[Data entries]
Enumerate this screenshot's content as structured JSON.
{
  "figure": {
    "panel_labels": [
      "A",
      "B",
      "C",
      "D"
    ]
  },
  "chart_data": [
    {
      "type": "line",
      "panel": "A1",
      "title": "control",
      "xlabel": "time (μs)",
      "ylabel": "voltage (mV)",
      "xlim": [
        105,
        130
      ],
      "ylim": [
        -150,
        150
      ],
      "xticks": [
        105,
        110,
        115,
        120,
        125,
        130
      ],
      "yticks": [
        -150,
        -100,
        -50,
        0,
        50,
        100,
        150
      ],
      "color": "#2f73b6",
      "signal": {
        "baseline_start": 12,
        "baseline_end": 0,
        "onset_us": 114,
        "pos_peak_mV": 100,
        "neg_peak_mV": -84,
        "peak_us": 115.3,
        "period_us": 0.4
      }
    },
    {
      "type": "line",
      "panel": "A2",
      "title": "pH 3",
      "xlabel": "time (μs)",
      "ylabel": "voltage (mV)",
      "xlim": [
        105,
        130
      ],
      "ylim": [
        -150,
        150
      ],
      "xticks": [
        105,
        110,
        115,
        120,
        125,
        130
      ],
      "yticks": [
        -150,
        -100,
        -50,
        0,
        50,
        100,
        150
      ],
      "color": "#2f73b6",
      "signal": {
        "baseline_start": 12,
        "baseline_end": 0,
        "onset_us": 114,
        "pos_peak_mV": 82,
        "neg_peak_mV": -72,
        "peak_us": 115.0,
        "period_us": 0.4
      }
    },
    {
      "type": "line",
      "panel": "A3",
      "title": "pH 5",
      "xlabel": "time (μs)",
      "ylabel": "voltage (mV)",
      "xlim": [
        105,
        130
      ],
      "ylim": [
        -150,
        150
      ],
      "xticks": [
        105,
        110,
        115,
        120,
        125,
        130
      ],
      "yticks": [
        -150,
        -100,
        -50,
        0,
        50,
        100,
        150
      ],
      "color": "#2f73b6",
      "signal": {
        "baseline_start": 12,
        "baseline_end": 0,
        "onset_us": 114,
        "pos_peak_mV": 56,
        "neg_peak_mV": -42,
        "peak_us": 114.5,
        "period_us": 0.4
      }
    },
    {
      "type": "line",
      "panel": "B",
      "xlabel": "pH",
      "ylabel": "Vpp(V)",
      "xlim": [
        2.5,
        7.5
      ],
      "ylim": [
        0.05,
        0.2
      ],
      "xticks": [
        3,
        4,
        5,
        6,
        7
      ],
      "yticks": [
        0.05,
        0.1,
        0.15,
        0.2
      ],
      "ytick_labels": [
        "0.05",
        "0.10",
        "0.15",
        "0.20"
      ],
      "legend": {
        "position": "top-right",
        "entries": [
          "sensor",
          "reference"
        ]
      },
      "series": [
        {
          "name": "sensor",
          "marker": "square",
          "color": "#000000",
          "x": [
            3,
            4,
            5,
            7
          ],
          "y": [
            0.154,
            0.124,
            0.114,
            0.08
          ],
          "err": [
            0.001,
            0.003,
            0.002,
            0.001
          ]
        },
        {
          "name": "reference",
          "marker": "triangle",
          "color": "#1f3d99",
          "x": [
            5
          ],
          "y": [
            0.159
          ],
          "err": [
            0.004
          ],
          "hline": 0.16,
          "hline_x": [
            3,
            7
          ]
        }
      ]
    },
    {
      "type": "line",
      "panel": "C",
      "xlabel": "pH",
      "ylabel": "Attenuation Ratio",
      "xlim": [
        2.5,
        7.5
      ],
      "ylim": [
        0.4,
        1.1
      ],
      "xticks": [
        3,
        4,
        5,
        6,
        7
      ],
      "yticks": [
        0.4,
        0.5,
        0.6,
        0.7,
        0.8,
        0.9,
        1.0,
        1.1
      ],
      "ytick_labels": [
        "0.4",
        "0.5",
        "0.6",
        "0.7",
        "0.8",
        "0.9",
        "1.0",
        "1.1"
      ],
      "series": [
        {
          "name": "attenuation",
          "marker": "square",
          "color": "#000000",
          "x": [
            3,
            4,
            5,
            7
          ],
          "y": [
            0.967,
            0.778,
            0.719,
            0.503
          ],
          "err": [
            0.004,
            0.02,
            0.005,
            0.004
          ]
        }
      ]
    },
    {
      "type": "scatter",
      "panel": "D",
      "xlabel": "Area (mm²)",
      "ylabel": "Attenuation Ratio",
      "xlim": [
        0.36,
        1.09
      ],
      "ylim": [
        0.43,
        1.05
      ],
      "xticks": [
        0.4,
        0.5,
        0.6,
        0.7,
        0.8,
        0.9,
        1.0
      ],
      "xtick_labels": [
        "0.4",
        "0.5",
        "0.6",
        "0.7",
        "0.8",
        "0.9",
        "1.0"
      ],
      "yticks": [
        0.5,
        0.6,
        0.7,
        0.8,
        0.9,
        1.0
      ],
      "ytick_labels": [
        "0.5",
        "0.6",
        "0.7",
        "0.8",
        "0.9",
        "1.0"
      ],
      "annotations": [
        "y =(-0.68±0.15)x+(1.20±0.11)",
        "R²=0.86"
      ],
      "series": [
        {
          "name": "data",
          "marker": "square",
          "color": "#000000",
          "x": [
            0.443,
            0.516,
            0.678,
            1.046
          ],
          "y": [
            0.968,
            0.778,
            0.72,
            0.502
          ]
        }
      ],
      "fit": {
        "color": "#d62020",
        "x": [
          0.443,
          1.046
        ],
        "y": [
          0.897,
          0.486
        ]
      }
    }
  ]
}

**What you should do**
Copy every line of the records above that holds the word "name".

**Task output**
          "name": "sensor",
          "name": "reference",
          "name": "attenuation",
          "name": "data",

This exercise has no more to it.